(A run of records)
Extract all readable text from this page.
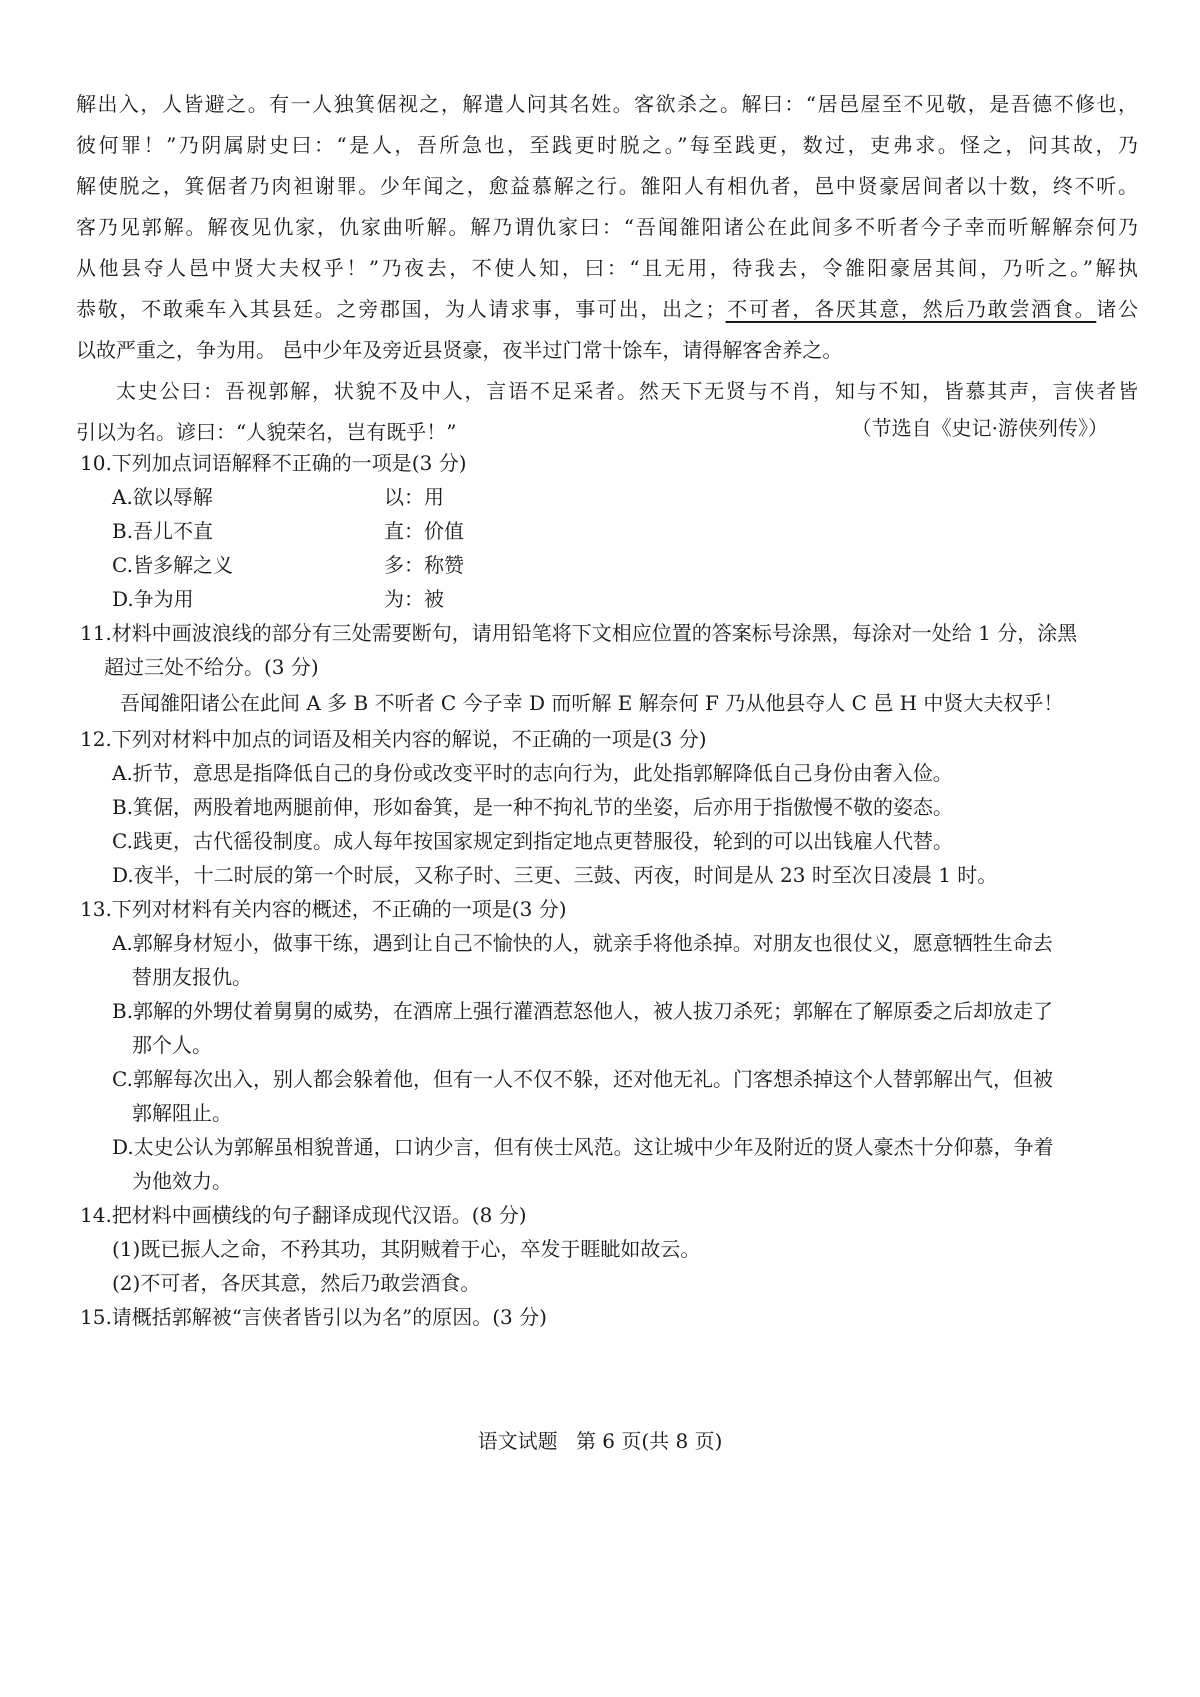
解出入，人皆避之。有一人独箕倨视之，解遣人问其名姓。客欲杀之。解曰：“居邑屋至不见敬，是吾德不修也，
彼何罪！”乃阴属尉史曰：“是人，吾所急也，至践更时脱之。”每至践更，数过，吏弗求。怪之，问其故，乃
解使脱之，箕倨者乃肉袒谢罪。少年闻之，愈益慕解之行。雒阳人有相仇者，邑中贤豪居间者以十数，终不听。
客乃见郭解。解夜见仇家，仇家曲听解。解乃谓仇家曰：“吾闻雒阳诸公在此间多不听者今子幸而听解解奈何乃
从他县夺人邑中贤大夫权乎！”乃夜去，不使人知，曰：“且无用，待我去，令雒阳豪居其间，乃听之。”解执
恭敬，不敢乘车入其县廷。之旁郡国，为人请求事，事可出，出之；不可者，各厌其意，然后乃敢尝酒食。诸公
以故严重之，争为用。 邑中少年及旁近县贤豪，夜半过门常十馀车，请得解客舍养之。
太史公曰：吾视郭解，状貌不及中人，言语不足采者。然天下无贤与不肖，知与不知，皆慕其声，言侠者皆
引以为名。谚曰：“人貌荣名，岂有既乎！”	（节选自《史记·游侠列传》）
10.下列加点词语解释不正确的一项是(3 分)
A.欲以辱解	以：用
B.吾儿不直	直：价值
C.皆多解之义	多：称赞
D.争为用	为：被
11.材料中画波浪线的部分有三处需要断句，请用铅笔将下文相应位置的答案标号涂黑，每涂对一处给 1 分，涂黑
超过三处不给分。(3 分)
吾闻雒阳诸公在此间 A 多 B 不听者 C 今子幸 D 而听解 E 解奈何 F 乃从他县夺人 C 邑 H 中贤大夫权乎！
12.下列对材料中加点的词语及相关内容的解说，不正确的一项是(3 分)
A.折节，意思是指降低自己的身份或改变平时的志向行为，此处指郭解降低自己身份由奢入俭。
B.箕倨，两股着地两腿前伸，形如畚箕，是一种不拘礼节的坐姿，后亦用于指傲慢不敬的姿态。
C.践更，古代徭役制度。成人每年按国家规定到指定地点更替服役，轮到的可以出钱雇人代替。
D.夜半，十二时辰的第一个时辰，又称子时、三更、三鼓、丙夜，时间是从 23 时至次日凌晨 1 时。
13.下列对材料有关内容的概述，不正确的一项是(3 分)
A.郭解身材短小，做事干练，遇到让自己不愉快的人，就亲手将他杀掉。对朋友也很仗义，愿意牺牲生命去
替朋友报仇。
B.郭解的外甥仗着舅舅的威势，在酒席上强行灌酒惹怒他人，被人拔刀杀死；郭解在了解原委之后却放走了
那个人。
C.郭解每次出入，别人都会躲着他，但有一人不仅不躲，还对他无礼。门客想杀掉这个人替郭解出气，但被
郭解阻止。
D.太史公认为郭解虽相貌普通，口讷少言，但有侠士风范。这让城中少年及附近的贤人豪杰十分仰慕，争着
为他效力。
14.把材料中画横线的句子翻译成现代汉语。(8 分)
(1)既已振人之命，不矜其功，其阴贼着于心，卒发于睚眦如故云。
(2)不可者，各厌其意，然后乃敢尝酒食。
15.请概括郭解被“言侠者皆引以为名”的原因。(3 分)
语文试题 第 6 页(共 8 页)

Requirements:
Within the listing above, find every line containing the string "然后乃敢尝酒食" and return it.

Output of the exercise:
恭敬，不敢乘车入其县廷。之旁郡国，为人请求事，事可出，出之；不可者，各厌其意，然后乃敢尝酒食。诸公
(2)不可者，各厌其意，然后乃敢尝酒食。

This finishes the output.